━━ DATA RECORDS
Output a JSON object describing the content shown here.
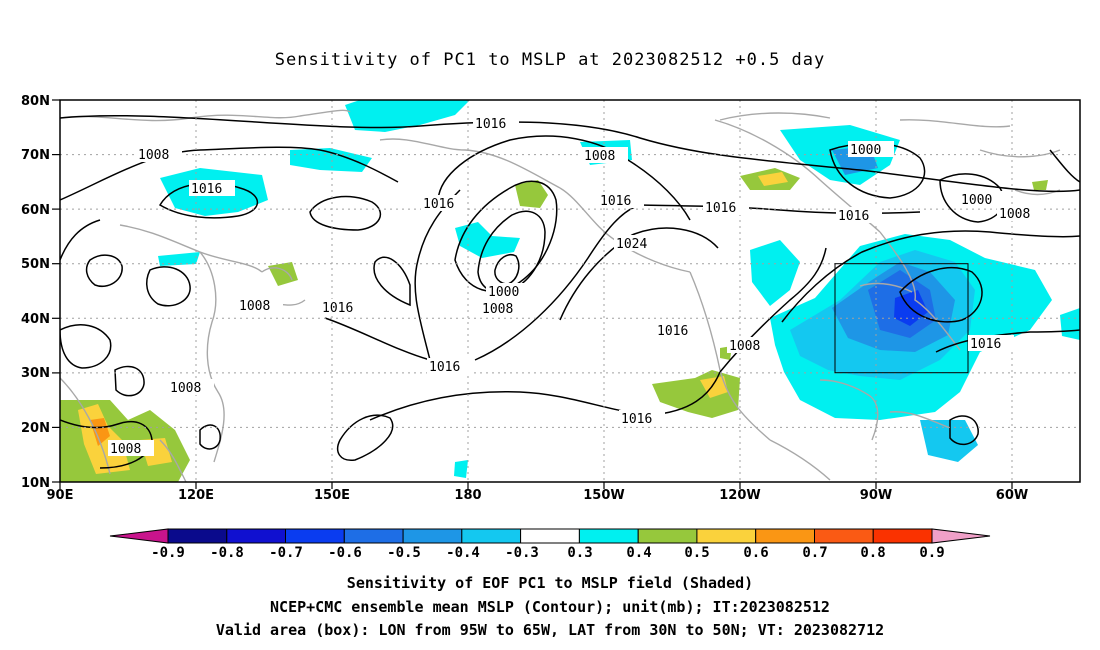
{
  "title": "Sensitivity of PC1 to MSLP at 2023082512 +0.5 day",
  "axes": {
    "lat_labels": [
      "80N",
      "70N",
      "60N",
      "50N",
      "40N",
      "30N",
      "20N",
      "10N"
    ],
    "lon_labels": [
      "90E",
      "120E",
      "150E",
      "180",
      "150W",
      "120W",
      "90W",
      "60W"
    ]
  },
  "contour_labels": [
    "1016",
    "1008",
    "1016",
    "1008",
    "1016",
    "1016",
    "1024",
    "1000",
    "1008",
    "1016",
    "1008",
    "1016",
    "1016",
    "1008",
    "1016",
    "1000",
    "1000",
    "1008",
    "1016",
    "1016",
    "1008",
    "1008",
    "1016"
  ],
  "valid_box": {
    "lon_from": "95W",
    "lon_to": "65W",
    "lat_from": "30N",
    "lat_to": "50N"
  },
  "colorbar": {
    "labels": [
      "-0.9",
      "-0.8",
      "-0.7",
      "-0.6",
      "-0.5",
      "-0.4",
      "-0.3",
      "0.3",
      "0.4",
      "0.5",
      "0.6",
      "0.7",
      "0.8",
      "0.9"
    ],
    "colors": [
      "#0a0a8c",
      "#1010d0",
      "#0a3cf0",
      "#1e6ee6",
      "#1e96e6",
      "#14c8f0",
      "#00f0f0",
      "#ffffff",
      "#96c83c",
      "#fad23c",
      "#fa9614",
      "#fa5a14",
      "#fa3200",
      "#f00000"
    ],
    "low_end_color": "#c8148c",
    "high_end_color": "#f0a0c8"
  },
  "captions": {
    "line1": "Sensitivity of EOF PC1 to MSLP field (Shaded)",
    "line2": "NCEP+CMC ensemble mean MSLP (Contour); unit(mb); IT:2023082512",
    "line3": "Valid area (box): LON from 95W to 65W, LAT from 30N to 50N; VT: 2023082712"
  }
}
━━━━
• EXERCISE BRIEF: Copy out the lines that hold "MSLP".

• REPLY:
  "title": "Sensitivity of PC1 to MSLP at 2023082512 +0.5 day",
    "line1": "Sensitivity of EOF PC1 to MSLP field (Shaded)",
    "line2": "NCEP+CMC ensemble mean MSLP (Contour); unit(mb); IT:2023082512",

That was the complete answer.